BEGIN Materials provided

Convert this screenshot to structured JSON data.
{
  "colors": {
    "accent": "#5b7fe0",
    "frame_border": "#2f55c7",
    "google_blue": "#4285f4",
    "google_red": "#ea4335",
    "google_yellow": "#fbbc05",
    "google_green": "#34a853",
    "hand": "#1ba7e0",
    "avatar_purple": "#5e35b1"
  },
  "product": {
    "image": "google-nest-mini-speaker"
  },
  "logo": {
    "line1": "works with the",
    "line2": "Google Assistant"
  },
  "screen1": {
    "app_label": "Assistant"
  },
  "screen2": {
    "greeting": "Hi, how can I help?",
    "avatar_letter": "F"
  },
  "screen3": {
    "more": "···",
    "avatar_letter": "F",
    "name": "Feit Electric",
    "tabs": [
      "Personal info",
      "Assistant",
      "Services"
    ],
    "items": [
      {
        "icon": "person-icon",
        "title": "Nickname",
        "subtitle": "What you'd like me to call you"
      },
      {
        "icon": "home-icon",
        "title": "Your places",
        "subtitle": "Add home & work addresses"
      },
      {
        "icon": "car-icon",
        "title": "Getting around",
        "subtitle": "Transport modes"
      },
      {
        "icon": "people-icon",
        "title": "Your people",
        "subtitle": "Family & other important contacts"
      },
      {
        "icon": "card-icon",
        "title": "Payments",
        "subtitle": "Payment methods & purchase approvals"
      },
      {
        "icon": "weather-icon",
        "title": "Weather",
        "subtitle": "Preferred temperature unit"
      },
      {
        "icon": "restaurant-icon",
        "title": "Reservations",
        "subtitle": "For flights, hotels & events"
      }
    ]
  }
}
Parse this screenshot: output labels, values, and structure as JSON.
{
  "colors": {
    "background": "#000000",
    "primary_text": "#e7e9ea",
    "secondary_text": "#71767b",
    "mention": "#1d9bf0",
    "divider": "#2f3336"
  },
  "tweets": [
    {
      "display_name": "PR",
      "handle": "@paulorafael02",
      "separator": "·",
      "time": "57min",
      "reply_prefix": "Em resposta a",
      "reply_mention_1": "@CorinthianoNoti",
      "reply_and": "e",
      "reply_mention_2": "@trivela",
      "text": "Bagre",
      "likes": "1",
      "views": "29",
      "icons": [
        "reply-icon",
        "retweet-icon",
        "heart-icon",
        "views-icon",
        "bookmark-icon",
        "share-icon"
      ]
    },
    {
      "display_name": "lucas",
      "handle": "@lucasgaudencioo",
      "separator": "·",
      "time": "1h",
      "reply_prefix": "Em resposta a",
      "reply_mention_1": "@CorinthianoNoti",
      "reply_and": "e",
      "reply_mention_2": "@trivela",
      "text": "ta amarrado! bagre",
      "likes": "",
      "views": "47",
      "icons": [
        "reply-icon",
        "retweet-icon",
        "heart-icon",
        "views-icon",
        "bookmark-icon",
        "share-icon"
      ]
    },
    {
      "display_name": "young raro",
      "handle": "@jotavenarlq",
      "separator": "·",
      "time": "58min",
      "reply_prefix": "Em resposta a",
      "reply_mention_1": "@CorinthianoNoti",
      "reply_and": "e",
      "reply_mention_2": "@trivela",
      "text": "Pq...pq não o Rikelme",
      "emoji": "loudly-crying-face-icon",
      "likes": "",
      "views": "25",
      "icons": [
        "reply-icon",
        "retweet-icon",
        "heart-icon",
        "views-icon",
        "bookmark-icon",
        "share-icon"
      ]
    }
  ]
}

END Materials provided

Your task. Set down every line of the listing above again, exactly as given.

The output.
Convert this screenshot to structured JSON data.
{
  "colors": {
    "accent": "#5b7fe0",
    "frame_border": "#2f55c7",
    "google_blue": "#4285f4",
    "google_red": "#ea4335",
    "google_yellow": "#fbbc05",
    "google_green": "#34a853",
    "hand": "#1ba7e0",
    "avatar_purple": "#5e35b1"
  },
  "product": {
    "image": "google-nest-mini-speaker"
  },
  "logo": {
    "line1": "works with the",
    "line2": "Google Assistant"
  },
  "screen1": {
    "app_label": "Assistant"
  },
  "screen2": {
    "greeting": "Hi, how can I help?",
    "avatar_letter": "F"
  },
  "screen3": {
    "more": "···",
    "avatar_letter": "F",
    "name": "Feit Electric",
    "tabs": [
      "Personal info",
      "Assistant",
      "Services"
    ],
    "items": [
      {
        "icon": "person-icon",
        "title": "Nickname",
        "subtitle": "What you'd like me to call you"
      },
      {
        "icon": "home-icon",
        "title": "Your places",
        "subtitle": "Add home & work addresses"
      },
      {
        "icon": "car-icon",
        "title": "Getting around",
        "subtitle": "Transport modes"
      },
      {
        "icon": "people-icon",
        "title": "Your people",
        "subtitle": "Family & other important contacts"
      },
      {
        "icon": "card-icon",
        "title": "Payments",
        "subtitle": "Payment methods & purchase approvals"
      },
      {
        "icon": "weather-icon",
        "title": "Weather",
        "subtitle": "Preferred temperature unit"
      },
      {
        "icon": "restaurant-icon",
        "title": "Reservations",
        "subtitle": "For flights, hotels & events"
      }
    ]
  }
}
Parse this screenshot: output labels, values, and structure as JSON.
{
  "colors": {
    "background": "#000000",
    "primary_text": "#e7e9ea",
    "secondary_text": "#71767b",
    "mention": "#1d9bf0",
    "divider": "#2f3336"
  },
  "tweets": [
    {
      "display_name": "PR",
      "handle": "@paulorafael02",
      "separator": "·",
      "time": "57min",
      "reply_prefix": "Em resposta a",
      "reply_mention_1": "@CorinthianoNoti",
      "reply_and": "e",
      "reply_mention_2": "@trivela",
      "text": "Bagre",
      "likes": "1",
      "views": "29",
      "icons": [
        "reply-icon",
        "retweet-icon",
        "heart-icon",
        "views-icon",
        "bookmark-icon",
        "share-icon"
      ]
    },
    {
      "display_name": "lucas",
      "handle": "@lucasgaudencioo",
      "separator": "·",
      "time": "1h",
      "reply_prefix": "Em resposta a",
      "reply_mention_1": "@CorinthianoNoti",
      "reply_and": "e",
      "reply_mention_2": "@trivela",
      "text": "ta amarrado! bagre",
      "likes": "",
      "views": "47",
      "icons": [
        "reply-icon",
        "retweet-icon",
        "heart-icon",
        "views-icon",
        "bookmark-icon",
        "share-icon"
      ]
    },
    {
      "display_name": "young raro",
      "handle": "@jotavenarlq",
      "separator": "·",
      "time": "58min",
      "reply_prefix": "Em resposta a",
      "reply_mention_1": "@CorinthianoNoti",
      "reply_and": "e",
      "reply_mention_2": "@trivela",
      "text": "Pq...pq não o Rikelme",
      "emoji": "loudly-crying-face-icon",
      "likes": "",
      "views": "25",
      "icons": [
        "reply-icon",
        "retweet-icon",
        "heart-icon",
        "views-icon",
        "bookmark-icon",
        "share-icon"
      ]
    }
  ]
}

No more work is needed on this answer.